** Start of Data to use **

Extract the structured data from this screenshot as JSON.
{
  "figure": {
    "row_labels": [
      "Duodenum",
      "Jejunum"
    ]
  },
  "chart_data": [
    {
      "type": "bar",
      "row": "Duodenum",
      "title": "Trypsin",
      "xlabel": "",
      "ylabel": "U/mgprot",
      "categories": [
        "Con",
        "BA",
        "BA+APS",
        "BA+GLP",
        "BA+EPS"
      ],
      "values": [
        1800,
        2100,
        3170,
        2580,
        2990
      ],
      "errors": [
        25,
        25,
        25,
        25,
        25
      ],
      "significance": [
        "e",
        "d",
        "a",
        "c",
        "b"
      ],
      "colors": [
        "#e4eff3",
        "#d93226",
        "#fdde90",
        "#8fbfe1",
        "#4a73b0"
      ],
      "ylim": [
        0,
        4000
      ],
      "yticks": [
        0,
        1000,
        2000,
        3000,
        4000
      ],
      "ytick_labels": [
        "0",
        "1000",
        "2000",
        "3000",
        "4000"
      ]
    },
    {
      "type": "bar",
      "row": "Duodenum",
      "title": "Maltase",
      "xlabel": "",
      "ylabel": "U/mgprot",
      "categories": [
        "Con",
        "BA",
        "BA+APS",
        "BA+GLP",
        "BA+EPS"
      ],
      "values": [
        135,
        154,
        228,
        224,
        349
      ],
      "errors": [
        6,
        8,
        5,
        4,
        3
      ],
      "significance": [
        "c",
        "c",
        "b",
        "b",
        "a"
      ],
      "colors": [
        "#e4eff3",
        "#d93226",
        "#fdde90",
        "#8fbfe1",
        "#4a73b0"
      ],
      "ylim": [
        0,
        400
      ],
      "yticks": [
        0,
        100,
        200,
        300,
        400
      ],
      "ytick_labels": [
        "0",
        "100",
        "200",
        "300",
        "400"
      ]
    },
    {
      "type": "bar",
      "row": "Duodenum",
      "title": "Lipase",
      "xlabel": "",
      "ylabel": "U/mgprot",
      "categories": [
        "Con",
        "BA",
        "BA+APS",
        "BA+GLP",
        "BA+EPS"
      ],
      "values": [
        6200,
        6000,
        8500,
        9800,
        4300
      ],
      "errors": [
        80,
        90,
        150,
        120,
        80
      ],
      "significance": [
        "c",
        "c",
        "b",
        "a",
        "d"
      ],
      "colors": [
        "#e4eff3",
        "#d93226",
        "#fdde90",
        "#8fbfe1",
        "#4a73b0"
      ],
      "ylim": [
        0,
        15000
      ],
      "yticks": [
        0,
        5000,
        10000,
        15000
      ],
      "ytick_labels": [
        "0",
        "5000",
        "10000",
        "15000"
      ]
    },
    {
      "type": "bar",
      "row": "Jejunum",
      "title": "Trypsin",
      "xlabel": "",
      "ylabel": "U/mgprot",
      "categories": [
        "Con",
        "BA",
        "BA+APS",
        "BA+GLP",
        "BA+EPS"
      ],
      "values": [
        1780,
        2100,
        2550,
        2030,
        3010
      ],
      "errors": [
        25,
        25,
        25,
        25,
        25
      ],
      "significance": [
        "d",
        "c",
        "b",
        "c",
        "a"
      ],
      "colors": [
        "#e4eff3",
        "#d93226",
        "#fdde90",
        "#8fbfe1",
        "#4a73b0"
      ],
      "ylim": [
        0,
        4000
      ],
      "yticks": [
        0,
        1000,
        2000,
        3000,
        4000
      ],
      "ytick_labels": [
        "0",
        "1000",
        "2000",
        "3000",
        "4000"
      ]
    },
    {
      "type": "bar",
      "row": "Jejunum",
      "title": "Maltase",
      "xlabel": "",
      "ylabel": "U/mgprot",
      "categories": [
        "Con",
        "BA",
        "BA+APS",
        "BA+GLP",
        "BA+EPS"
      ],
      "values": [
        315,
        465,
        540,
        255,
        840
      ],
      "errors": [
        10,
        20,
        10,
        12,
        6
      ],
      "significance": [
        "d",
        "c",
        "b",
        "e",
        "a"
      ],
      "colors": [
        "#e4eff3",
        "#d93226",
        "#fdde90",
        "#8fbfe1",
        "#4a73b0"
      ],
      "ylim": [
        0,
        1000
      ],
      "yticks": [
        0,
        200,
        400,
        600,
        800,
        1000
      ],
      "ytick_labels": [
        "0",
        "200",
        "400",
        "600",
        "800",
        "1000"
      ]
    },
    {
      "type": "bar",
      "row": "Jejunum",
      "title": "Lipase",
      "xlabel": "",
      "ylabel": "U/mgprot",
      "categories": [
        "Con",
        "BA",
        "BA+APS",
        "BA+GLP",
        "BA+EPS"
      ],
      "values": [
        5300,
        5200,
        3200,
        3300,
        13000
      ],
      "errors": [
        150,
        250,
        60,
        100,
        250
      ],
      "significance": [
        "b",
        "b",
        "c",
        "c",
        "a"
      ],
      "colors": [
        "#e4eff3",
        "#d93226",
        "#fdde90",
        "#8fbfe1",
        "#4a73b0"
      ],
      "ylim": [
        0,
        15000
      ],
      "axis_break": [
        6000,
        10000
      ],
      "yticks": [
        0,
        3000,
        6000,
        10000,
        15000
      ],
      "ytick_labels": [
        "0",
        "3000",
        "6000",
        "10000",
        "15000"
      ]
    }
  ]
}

** End of Data to use **

_Exercise description:_ Copy every record exactly, with nothing added or dropped.

_Task response:_
Extract the structured data from this screenshot as JSON.
{
  "figure": {
    "row_labels": [
      "Duodenum",
      "Jejunum"
    ]
  },
  "chart_data": [
    {
      "type": "bar",
      "row": "Duodenum",
      "title": "Trypsin",
      "xlabel": "",
      "ylabel": "U/mgprot",
      "categories": [
        "Con",
        "BA",
        "BA+APS",
        "BA+GLP",
        "BA+EPS"
      ],
      "values": [
        1800,
        2100,
        3170,
        2580,
        2990
      ],
      "errors": [
        25,
        25,
        25,
        25,
        25
      ],
      "significance": [
        "e",
        "d",
        "a",
        "c",
        "b"
      ],
      "colors": [
        "#e4eff3",
        "#d93226",
        "#fdde90",
        "#8fbfe1",
        "#4a73b0"
      ],
      "ylim": [
        0,
        4000
      ],
      "yticks": [
        0,
        1000,
        2000,
        3000,
        4000
      ],
      "ytick_labels": [
        "0",
        "1000",
        "2000",
        "3000",
        "4000"
      ]
    },
    {
      "type": "bar",
      "row": "Duodenum",
      "title": "Maltase",
      "xlabel": "",
      "ylabel": "U/mgprot",
      "categories": [
        "Con",
        "BA",
        "BA+APS",
        "BA+GLP",
        "BA+EPS"
      ],
      "values": [
        135,
        154,
        228,
        224,
        349
      ],
      "errors": [
        6,
        8,
        5,
        4,
        3
      ],
      "significance": [
        "c",
        "c",
        "b",
        "b",
        "a"
      ],
      "colors": [
        "#e4eff3",
        "#d93226",
        "#fdde90",
        "#8fbfe1",
        "#4a73b0"
      ],
      "ylim": [
        0,
        400
      ],
      "yticks": [
        0,
        100,
        200,
        300,
        400
      ],
      "ytick_labels": [
        "0",
        "100",
        "200",
        "300",
        "400"
      ]
    },
    {
      "type": "bar",
      "row": "Duodenum",
      "title": "Lipase",
      "xlabel": "",
      "ylabel": "U/mgprot",
      "categories": [
        "Con",
        "BA",
        "BA+APS",
        "BA+GLP",
        "BA+EPS"
      ],
      "values": [
        6200,
        6000,
        8500,
        9800,
        4300
      ],
      "errors": [
        80,
        90,
        150,
        120,
        80
      ],
      "significance": [
        "c",
        "c",
        "b",
        "a",
        "d"
      ],
      "colors": [
        "#e4eff3",
        "#d93226",
        "#fdde90",
        "#8fbfe1",
        "#4a73b0"
      ],
      "ylim": [
        0,
        15000
      ],
      "yticks": [
        0,
        5000,
        10000,
        15000
      ],
      "ytick_labels": [
        "0",
        "5000",
        "10000",
        "15000"
      ]
    },
    {
      "type": "bar",
      "row": "Jejunum",
      "title": "Trypsin",
      "xlabel": "",
      "ylabel": "U/mgprot",
      "categories": [
        "Con",
        "BA",
        "BA+APS",
        "BA+GLP",
        "BA+EPS"
      ],
      "values": [
        1780,
        2100,
        2550,
        2030,
        3010
      ],
      "errors": [
        25,
        25,
        25,
        25,
        25
      ],
      "significance": [
        "d",
        "c",
        "b",
        "c",
        "a"
      ],
      "colors": [
        "#e4eff3",
        "#d93226",
        "#fdde90",
        "#8fbfe1",
        "#4a73b0"
      ],
      "ylim": [
        0,
        4000
      ],
      "yticks": [
        0,
        1000,
        2000,
        3000,
        4000
      ],
      "ytick_labels": [
        "0",
        "1000",
        "2000",
        "3000",
        "4000"
      ]
    },
    {
      "type": "bar",
      "row": "Jejunum",
      "title": "Maltase",
      "xlabel": "",
      "ylabel": "U/mgprot",
      "categories": [
        "Con",
        "BA",
        "BA+APS",
        "BA+GLP",
        "BA+EPS"
      ],
      "values": [
        315,
        465,
        540,
        255,
        840
      ],
      "errors": [
        10,
        20,
        10,
        12,
        6
      ],
      "significance": [
        "d",
        "c",
        "b",
        "e",
        "a"
      ],
      "colors": [
        "#e4eff3",
        "#d93226",
        "#fdde90",
        "#8fbfe1",
        "#4a73b0"
      ],
      "ylim": [
        0,
        1000
      ],
      "yticks": [
        0,
        200,
        400,
        600,
        800,
        1000
      ],
      "ytick_labels": [
        "0",
        "200",
        "400",
        "600",
        "800",
        "1000"
      ]
    },
    {
      "type": "bar",
      "row": "Jejunum",
      "title": "Lipase",
      "xlabel": "",
      "ylabel": "U/mgprot",
      "categories": [
        "Con",
        "BA",
        "BA+APS",
        "BA+GLP",
        "BA+EPS"
      ],
      "values": [
        5300,
        5200,
        3200,
        3300,
        13000
      ],
      "errors": [
        150,
        250,
        60,
        100,
        250
      ],
      "significance": [
        "b",
        "b",
        "c",
        "c",
        "a"
      ],
      "colors": [
        "#e4eff3",
        "#d93226",
        "#fdde90",
        "#8fbfe1",
        "#4a73b0"
      ],
      "ylim": [
        0,
        15000
      ],
      "axis_break": [
        6000,
        10000
      ],
      "yticks": [
        0,
        3000,
        6000,
        10000,
        15000
      ],
      "ytick_labels": [
        "0",
        "3000",
        "6000",
        "10000",
        "15000"
      ]
    }
  ]
}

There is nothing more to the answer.